* **TASK TO COMPLETE**: Only a number is required: how many lines of the material contain the word "semi"?

Records from a data collection:
Start
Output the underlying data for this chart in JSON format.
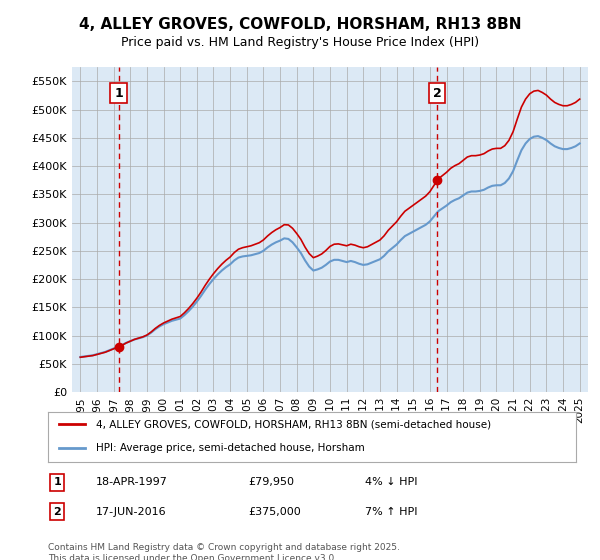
{
  "title": "4, ALLEY GROVES, COWFOLD, HORSHAM, RH13 8BN",
  "subtitle": "Price paid vs. HM Land Registry's House Price Index (HPI)",
  "background_color": "#dce9f5",
  "plot_bg_color": "#dce9f5",
  "ylim": [
    0,
    575000
  ],
  "yticks": [
    0,
    50000,
    100000,
    150000,
    200000,
    250000,
    300000,
    350000,
    400000,
    450000,
    500000,
    550000
  ],
  "ytick_labels": [
    "£0",
    "£50K",
    "£100K",
    "£150K",
    "£200K",
    "£250K",
    "£300K",
    "£350K",
    "£400K",
    "£450K",
    "£500K",
    "£550K"
  ],
  "xlim_start": 1994.5,
  "xlim_end": 2025.5,
  "xticks": [
    1995,
    1996,
    1997,
    1998,
    1999,
    2000,
    2001,
    2002,
    2003,
    2004,
    2005,
    2006,
    2007,
    2008,
    2009,
    2010,
    2011,
    2012,
    2013,
    2014,
    2015,
    2016,
    2017,
    2018,
    2019,
    2020,
    2021,
    2022,
    2023,
    2024,
    2025
  ],
  "marker1_x": 1997.3,
  "marker1_y": 79950,
  "marker1_label": "1",
  "marker1_date": "18-APR-1997",
  "marker1_price": "£79,950",
  "marker1_hpi": "4% ↓ HPI",
  "marker2_x": 2016.45,
  "marker2_y": 375000,
  "marker2_label": "2",
  "marker2_date": "17-JUN-2016",
  "marker2_price": "£375,000",
  "marker2_hpi": "7% ↑ HPI",
  "line1_color": "#cc0000",
  "line2_color": "#6699cc",
  "line1_label": "4, ALLEY GROVES, COWFOLD, HORSHAM, RH13 8BN (semi-detached house)",
  "line2_label": "HPI: Average price, semi-detached house, Horsham",
  "footer": "Contains HM Land Registry data © Crown copyright and database right 2025.\nThis data is licensed under the Open Government Licence v3.0.",
  "hpi_data_x": [
    1995.0,
    1995.25,
    1995.5,
    1995.75,
    1996.0,
    1996.25,
    1996.5,
    1996.75,
    1997.0,
    1997.25,
    1997.5,
    1997.75,
    1998.0,
    1998.25,
    1998.5,
    1998.75,
    1999.0,
    1999.25,
    1999.5,
    1999.75,
    2000.0,
    2000.25,
    2000.5,
    2000.75,
    2001.0,
    2001.25,
    2001.5,
    2001.75,
    2002.0,
    2002.25,
    2002.5,
    2002.75,
    2003.0,
    2003.25,
    2003.5,
    2003.75,
    2004.0,
    2004.25,
    2004.5,
    2004.75,
    2005.0,
    2005.25,
    2005.5,
    2005.75,
    2006.0,
    2006.25,
    2006.5,
    2006.75,
    2007.0,
    2007.25,
    2007.5,
    2007.75,
    2008.0,
    2008.25,
    2008.5,
    2008.75,
    2009.0,
    2009.25,
    2009.5,
    2009.75,
    2010.0,
    2010.25,
    2010.5,
    2010.75,
    2011.0,
    2011.25,
    2011.5,
    2011.75,
    2012.0,
    2012.25,
    2012.5,
    2012.75,
    2013.0,
    2013.25,
    2013.5,
    2013.75,
    2014.0,
    2014.25,
    2014.5,
    2014.75,
    2015.0,
    2015.25,
    2015.5,
    2015.75,
    2016.0,
    2016.25,
    2016.5,
    2016.75,
    2017.0,
    2017.25,
    2017.5,
    2017.75,
    2018.0,
    2018.25,
    2018.5,
    2018.75,
    2019.0,
    2019.25,
    2019.5,
    2019.75,
    2020.0,
    2020.25,
    2020.5,
    2020.75,
    2021.0,
    2021.25,
    2021.5,
    2021.75,
    2022.0,
    2022.25,
    2022.5,
    2022.75,
    2023.0,
    2023.25,
    2023.5,
    2023.75,
    2024.0,
    2024.25,
    2024.5,
    2024.75,
    2025.0
  ],
  "hpi_data_y": [
    62000,
    63000,
    64000,
    65000,
    67000,
    69000,
    71000,
    74000,
    77000,
    80000,
    83000,
    87000,
    90000,
    93000,
    95000,
    97000,
    100000,
    105000,
    111000,
    116000,
    120000,
    123000,
    126000,
    128000,
    130000,
    136000,
    143000,
    151000,
    160000,
    170000,
    181000,
    191000,
    200000,
    208000,
    215000,
    221000,
    226000,
    233000,
    238000,
    240000,
    241000,
    242000,
    244000,
    246000,
    250000,
    256000,
    261000,
    265000,
    268000,
    272000,
    271000,
    265000,
    256000,
    246000,
    233000,
    222000,
    215000,
    217000,
    220000,
    225000,
    231000,
    234000,
    234000,
    232000,
    230000,
    232000,
    230000,
    227000,
    225000,
    226000,
    229000,
    232000,
    235000,
    241000,
    249000,
    255000,
    261000,
    269000,
    276000,
    280000,
    284000,
    288000,
    292000,
    296000,
    302000,
    311000,
    320000,
    325000,
    330000,
    336000,
    340000,
    343000,
    348000,
    353000,
    355000,
    355000,
    356000,
    358000,
    362000,
    365000,
    366000,
    366000,
    370000,
    378000,
    391000,
    410000,
    428000,
    440000,
    448000,
    452000,
    453000,
    450000,
    446000,
    440000,
    435000,
    432000,
    430000,
    430000,
    432000,
    435000,
    440000
  ],
  "price_data_x": [
    1997.3,
    2016.45
  ],
  "price_data_y": [
    79950,
    375000
  ]
}
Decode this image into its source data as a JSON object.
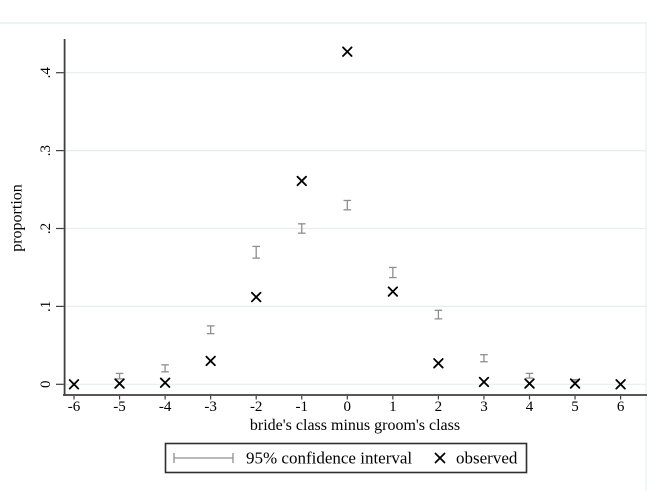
End
* **THE ANSWER**: 2